Source data:
--------------------------------------------------
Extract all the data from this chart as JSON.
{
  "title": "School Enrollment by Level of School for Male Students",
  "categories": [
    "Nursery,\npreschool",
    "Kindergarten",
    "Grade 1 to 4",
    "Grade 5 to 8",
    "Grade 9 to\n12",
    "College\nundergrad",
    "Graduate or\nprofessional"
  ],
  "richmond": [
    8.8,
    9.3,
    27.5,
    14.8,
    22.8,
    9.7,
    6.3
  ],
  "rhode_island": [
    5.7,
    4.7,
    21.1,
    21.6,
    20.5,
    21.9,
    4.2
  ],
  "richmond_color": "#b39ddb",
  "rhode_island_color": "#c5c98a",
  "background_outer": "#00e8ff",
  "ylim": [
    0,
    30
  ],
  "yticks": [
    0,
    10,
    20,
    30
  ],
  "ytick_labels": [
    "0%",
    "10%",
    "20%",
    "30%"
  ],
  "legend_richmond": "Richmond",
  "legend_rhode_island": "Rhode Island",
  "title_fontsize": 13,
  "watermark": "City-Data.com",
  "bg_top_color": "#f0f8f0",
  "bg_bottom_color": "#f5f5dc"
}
--------------------------------------------------
Directive: Set all of the entries down again, exactly as they were given.

Exercise output:
Extract all the data from this chart as JSON.
{
  "title": "School Enrollment by Level of School for Male Students",
  "categories": [
    "Nursery,\npreschool",
    "Kindergarten",
    "Grade 1 to 4",
    "Grade 5 to 8",
    "Grade 9 to\n12",
    "College\nundergrad",
    "Graduate or\nprofessional"
  ],
  "richmond": [
    8.8,
    9.3,
    27.5,
    14.8,
    22.8,
    9.7,
    6.3
  ],
  "rhode_island": [
    5.7,
    4.7,
    21.1,
    21.6,
    20.5,
    21.9,
    4.2
  ],
  "richmond_color": "#b39ddb",
  "rhode_island_color": "#c5c98a",
  "background_outer": "#00e8ff",
  "ylim": [
    0,
    30
  ],
  "yticks": [
    0,
    10,
    20,
    30
  ],
  "ytick_labels": [
    "0%",
    "10%",
    "20%",
    "30%"
  ],
  "legend_richmond": "Richmond",
  "legend_rhode_island": "Rhode Island",
  "title_fontsize": 13,
  "watermark": "City-Data.com",
  "bg_top_color": "#f0f8f0",
  "bg_bottom_color": "#f5f5dc"
}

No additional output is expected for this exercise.